WHAT YOU ARE ASKED TO DO
Take down each entry exactly as written.

AVAILABLE DATA
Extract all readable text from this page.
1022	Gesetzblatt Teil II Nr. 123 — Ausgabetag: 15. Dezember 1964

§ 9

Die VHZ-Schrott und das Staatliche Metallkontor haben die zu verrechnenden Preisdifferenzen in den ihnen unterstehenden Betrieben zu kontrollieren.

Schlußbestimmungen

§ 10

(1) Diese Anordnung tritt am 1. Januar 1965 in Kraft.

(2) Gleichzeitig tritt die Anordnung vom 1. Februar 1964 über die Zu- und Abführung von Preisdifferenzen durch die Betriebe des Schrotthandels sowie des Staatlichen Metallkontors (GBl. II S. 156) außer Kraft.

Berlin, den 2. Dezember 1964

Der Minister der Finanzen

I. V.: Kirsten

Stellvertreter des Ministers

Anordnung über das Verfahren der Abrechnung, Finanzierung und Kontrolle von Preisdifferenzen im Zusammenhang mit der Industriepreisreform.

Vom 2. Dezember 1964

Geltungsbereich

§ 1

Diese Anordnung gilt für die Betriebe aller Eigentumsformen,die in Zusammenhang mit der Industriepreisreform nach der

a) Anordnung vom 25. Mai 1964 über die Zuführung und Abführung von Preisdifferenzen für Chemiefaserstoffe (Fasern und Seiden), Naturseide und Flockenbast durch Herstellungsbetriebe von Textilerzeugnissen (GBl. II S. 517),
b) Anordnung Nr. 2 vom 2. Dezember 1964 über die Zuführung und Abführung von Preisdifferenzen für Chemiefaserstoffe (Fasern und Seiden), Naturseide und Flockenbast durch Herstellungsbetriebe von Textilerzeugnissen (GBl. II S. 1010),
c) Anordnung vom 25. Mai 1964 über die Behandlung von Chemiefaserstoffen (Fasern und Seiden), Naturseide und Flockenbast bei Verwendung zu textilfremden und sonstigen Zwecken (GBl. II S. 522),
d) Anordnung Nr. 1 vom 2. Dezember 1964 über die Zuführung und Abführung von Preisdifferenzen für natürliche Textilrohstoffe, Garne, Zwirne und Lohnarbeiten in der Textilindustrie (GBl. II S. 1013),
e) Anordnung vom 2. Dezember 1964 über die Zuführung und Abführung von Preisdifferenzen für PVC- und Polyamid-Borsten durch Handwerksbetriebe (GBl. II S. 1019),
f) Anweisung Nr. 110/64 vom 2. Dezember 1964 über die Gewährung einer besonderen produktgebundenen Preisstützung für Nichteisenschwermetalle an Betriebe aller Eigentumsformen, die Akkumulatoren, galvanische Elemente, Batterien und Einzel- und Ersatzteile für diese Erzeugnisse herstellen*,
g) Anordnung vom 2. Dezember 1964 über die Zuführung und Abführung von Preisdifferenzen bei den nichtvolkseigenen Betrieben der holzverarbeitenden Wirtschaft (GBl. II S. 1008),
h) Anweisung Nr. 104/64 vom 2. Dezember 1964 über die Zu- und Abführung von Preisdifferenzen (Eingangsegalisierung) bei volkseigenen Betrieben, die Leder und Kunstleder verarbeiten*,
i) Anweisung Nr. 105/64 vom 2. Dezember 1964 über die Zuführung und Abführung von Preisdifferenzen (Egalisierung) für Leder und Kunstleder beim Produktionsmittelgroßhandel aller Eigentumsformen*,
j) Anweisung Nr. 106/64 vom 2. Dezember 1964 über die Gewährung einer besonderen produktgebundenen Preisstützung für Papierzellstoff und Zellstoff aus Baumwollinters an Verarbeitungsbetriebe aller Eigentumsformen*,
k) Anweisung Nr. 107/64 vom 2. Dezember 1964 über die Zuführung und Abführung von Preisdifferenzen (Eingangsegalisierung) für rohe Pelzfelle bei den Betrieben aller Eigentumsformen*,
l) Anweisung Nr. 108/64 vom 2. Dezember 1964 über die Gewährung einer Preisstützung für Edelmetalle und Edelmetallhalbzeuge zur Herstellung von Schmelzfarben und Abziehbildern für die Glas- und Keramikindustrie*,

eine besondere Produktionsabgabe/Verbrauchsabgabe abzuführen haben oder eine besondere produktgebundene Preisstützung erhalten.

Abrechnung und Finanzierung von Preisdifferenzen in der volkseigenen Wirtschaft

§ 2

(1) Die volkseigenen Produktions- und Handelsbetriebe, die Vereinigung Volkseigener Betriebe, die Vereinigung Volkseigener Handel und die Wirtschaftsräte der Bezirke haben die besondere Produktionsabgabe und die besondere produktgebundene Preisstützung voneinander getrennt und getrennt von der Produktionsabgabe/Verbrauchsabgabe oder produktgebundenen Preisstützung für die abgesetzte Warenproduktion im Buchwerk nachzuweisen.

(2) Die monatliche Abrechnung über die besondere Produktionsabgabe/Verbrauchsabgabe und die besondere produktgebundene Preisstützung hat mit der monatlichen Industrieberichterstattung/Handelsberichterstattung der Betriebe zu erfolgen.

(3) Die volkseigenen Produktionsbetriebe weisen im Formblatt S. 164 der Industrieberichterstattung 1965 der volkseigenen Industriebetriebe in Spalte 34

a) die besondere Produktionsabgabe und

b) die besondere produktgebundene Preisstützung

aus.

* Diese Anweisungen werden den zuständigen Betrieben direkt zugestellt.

REPLY
Extract all readable text from this page.
1022	Gesetzblatt Teil II Nr. 123 — Ausgabetag: 15. Dezember 1964

§ 9

Die VHZ-Schrott und das Staatliche Metallkontor haben die zu verrechnenden Preisdifferenzen in den ihnen unterstehenden Betrieben zu kontrollieren.

Schlußbestimmungen

§ 10

(1) Diese Anordnung tritt am 1. Januar 1965 in Kraft.

(2) Gleichzeitig tritt die Anordnung vom 1. Februar 1964 über die Zu- und Abführung von Preisdifferenzen durch die Betriebe des Schrotthandels sowie des Staatlichen Metallkontors (GBl. II S. 156) außer Kraft.

Berlin, den 2. Dezember 1964

Der Minister der Finanzen

I. V.: Kirsten

Stellvertreter des Ministers

Anordnung über das Verfahren der Abrechnung, Finanzierung und Kontrolle von Preisdifferenzen im Zusammenhang mit der Industriepreisreform.

Vom 2. Dezember 1964

Geltungsbereich

§ 1

Diese Anordnung gilt für die Betriebe aller Eigentumsformen,die in Zusammenhang mit der Industriepreisreform nach der

a) Anordnung vom 25. Mai 1964 über die Zuführung und Abführung von Preisdifferenzen für Chemiefaserstoffe (Fasern und Seiden), Naturseide und Flockenbast durch Herstellungsbetriebe von Textilerzeugnissen (GBl. II S. 517),
b) Anordnung Nr. 2 vom 2. Dezember 1964 über die Zuführung und Abführung von Preisdifferenzen für Chemiefaserstoffe (Fasern und Seiden), Naturseide und Flockenbast durch Herstellungsbetriebe von Textilerzeugnissen (GBl. II S. 1010),
c) Anordnung vom 25. Mai 1964 über die Behandlung von Chemiefaserstoffen (Fasern und Seiden), Naturseide und Flockenbast bei Verwendung zu textilfremden und sonstigen Zwecken (GBl. II S. 522),
d) Anordnung Nr. 1 vom 2. Dezember 1964 über die Zuführung und Abführung von Preisdifferenzen für natürliche Textilrohstoffe, Garne, Zwirne und Lohnarbeiten in der Textilindustrie (GBl. II S. 1013),
e) Anordnung vom 2. Dezember 1964 über die Zuführung und Abführung von Preisdifferenzen für PVC- und Polyamid-Borsten durch Handwerksbetriebe (GBl. II S. 1019),
f) Anweisung Nr. 110/64 vom 2. Dezember 1964 über die Gewährung einer besonderen produktgebundenen Preisstützung für Nichteisenschwermetalle an Betriebe aller Eigentumsformen, die Akkumulatoren, galvanische Elemente, Batterien und Einzel- und Ersatzteile für diese Erzeugnisse herstellen*,
g) Anordnung vom 2. Dezember 1964 über die Zuführung und Abführung von Preisdifferenzen bei den nichtvolkseigenen Betrieben der holzverarbeitenden Wirtschaft (GBl. II S. 1008),
h) Anweisung Nr. 104/64 vom 2. Dezember 1964 über die Zu- und Abführung von Preisdifferenzen (Eingangsegalisierung) bei volkseigenen Betrieben, die Leder und Kunstleder verarbeiten*,
i) Anweisung Nr. 105/64 vom 2. Dezember 1964 über die Zuführung und Abführung von Preisdifferenzen (Egalisierung) für Leder und Kunstleder beim Produktionsmittelgroßhandel aller Eigentumsformen*,
j) Anweisung Nr. 106/64 vom 2. Dezember 1964 über die Gewährung einer besonderen produktgebundenen Preisstützung für Papierzellstoff und Zellstoff aus Baumwollinters an Verarbeitungsbetriebe aller Eigentumsformen*,
k) Anweisung Nr. 107/64 vom 2. Dezember 1964 über die Zuführung und Abführung von Preisdifferenzen (Eingangsegalisierung) für rohe Pelzfelle bei den Betrieben aller Eigentumsformen*,
l) Anweisung Nr. 108/64 vom 2. Dezember 1964 über die Gewährung einer Preisstützung für Edelmetalle und Edelmetallhalbzeuge zur Herstellung von Schmelzfarben und Abziehbildern für die Glas- und Keramikindustrie*,

eine besondere Produktionsabgabe/Verbrauchsabgabe abzuführen haben oder eine besondere produktgebundene Preisstützung erhalten.

Abrechnung und Finanzierung von Preisdifferenzen in der volkseigenen Wirtschaft

§ 2

(1) Die volkseigenen Produktions- und Handelsbetriebe, die Vereinigung Volkseigener Betriebe, die Vereinigung Volkseigener Handel und die Wirtschaftsräte der Bezirke haben die besondere Produktionsabgabe und die besondere produktgebundene Preisstützung voneinander getrennt und getrennt von der Produktionsabgabe/Verbrauchsabgabe oder produktgebundenen Preisstützung für die abgesetzte Warenproduktion im Buchwerk nachzuweisen.

(2) Die monatliche Abrechnung über die besondere Produktionsabgabe/Verbrauchsabgabe und die besondere produktgebundene Preisstützung hat mit der monatlichen Industrieberichterstattung/Handelsberichterstattung der Betriebe zu erfolgen.

(3) Die volkseigenen Produktionsbetriebe weisen im Formblatt S. 164 der Industrieberichterstattung 1965 der volkseigenen Industriebetriebe in Spalte 34

a) die besondere Produktionsabgabe und

b) die besondere produktgebundene Preisstützung

aus.

* Diese Anweisungen werden den zuständigen Betrieben direkt zugestellt.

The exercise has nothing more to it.